Return the lines where the word "data" occurs.

_ _ _ _ _

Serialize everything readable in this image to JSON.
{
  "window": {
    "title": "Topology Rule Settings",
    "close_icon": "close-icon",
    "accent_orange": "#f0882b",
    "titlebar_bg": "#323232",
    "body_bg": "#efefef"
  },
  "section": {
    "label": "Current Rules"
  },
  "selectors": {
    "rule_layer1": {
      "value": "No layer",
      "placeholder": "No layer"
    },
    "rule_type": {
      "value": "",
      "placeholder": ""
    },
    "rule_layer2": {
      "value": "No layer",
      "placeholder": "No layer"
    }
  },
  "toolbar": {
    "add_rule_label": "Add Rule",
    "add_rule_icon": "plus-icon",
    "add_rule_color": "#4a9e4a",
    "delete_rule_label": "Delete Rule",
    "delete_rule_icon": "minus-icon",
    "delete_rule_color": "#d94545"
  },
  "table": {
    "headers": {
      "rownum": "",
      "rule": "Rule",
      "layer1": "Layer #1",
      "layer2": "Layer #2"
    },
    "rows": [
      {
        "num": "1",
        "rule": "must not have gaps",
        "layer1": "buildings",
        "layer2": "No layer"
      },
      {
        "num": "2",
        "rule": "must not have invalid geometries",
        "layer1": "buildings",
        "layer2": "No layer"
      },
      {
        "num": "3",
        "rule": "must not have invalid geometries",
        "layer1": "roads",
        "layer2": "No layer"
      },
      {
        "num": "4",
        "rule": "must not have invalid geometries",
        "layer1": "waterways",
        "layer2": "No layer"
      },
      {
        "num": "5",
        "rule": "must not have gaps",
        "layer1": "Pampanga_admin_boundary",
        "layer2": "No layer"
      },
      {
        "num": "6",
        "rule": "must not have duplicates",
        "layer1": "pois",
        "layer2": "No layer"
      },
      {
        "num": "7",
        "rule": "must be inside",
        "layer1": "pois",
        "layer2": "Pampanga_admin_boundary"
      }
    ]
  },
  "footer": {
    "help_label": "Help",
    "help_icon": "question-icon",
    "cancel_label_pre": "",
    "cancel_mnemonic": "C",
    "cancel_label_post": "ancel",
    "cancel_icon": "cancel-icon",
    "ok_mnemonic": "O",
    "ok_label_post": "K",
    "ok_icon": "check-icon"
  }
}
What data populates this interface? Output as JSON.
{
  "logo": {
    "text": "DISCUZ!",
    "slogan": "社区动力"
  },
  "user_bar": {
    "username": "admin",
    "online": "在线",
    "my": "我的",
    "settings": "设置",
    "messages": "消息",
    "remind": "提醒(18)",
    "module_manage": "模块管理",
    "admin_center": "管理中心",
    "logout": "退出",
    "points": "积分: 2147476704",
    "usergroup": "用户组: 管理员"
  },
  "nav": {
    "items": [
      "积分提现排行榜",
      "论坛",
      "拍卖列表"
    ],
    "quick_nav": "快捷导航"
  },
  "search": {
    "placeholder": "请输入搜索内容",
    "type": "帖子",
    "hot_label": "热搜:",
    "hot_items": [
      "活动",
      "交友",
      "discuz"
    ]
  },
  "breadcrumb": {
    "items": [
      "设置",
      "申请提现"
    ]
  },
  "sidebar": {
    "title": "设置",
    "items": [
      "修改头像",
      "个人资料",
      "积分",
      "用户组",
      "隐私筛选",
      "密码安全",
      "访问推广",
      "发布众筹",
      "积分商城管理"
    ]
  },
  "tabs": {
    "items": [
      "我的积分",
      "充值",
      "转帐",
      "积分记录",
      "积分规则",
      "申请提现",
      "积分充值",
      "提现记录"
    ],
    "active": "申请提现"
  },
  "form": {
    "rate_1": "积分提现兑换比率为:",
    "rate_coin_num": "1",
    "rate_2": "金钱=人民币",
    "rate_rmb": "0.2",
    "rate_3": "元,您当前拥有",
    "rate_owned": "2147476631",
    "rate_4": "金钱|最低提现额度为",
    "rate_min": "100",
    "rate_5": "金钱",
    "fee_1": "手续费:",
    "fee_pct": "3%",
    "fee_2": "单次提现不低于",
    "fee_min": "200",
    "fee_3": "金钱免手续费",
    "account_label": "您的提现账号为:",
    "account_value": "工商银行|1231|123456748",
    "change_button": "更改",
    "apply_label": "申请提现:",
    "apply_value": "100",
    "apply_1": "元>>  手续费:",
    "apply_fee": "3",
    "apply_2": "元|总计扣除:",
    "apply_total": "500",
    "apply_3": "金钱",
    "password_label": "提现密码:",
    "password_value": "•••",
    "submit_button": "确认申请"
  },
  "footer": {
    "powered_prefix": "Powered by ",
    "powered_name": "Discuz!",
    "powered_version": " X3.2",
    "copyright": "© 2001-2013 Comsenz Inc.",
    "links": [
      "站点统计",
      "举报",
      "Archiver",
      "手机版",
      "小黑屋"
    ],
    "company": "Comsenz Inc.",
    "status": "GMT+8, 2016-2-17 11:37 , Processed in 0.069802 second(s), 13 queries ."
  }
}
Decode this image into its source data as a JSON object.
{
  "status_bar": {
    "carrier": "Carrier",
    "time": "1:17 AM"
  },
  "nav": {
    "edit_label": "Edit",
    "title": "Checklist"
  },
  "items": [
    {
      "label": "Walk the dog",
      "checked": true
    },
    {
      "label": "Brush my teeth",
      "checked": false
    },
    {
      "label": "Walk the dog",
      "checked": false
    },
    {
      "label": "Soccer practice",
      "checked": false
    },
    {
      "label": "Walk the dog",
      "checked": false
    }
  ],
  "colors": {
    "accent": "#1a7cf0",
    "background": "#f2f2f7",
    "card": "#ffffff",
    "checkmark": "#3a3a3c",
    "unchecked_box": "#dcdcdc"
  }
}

_ _ _ _ _

* [Output for this exercise]
What data populates this interface? Output as JSON.
Decode this image into its source data as a JSON object.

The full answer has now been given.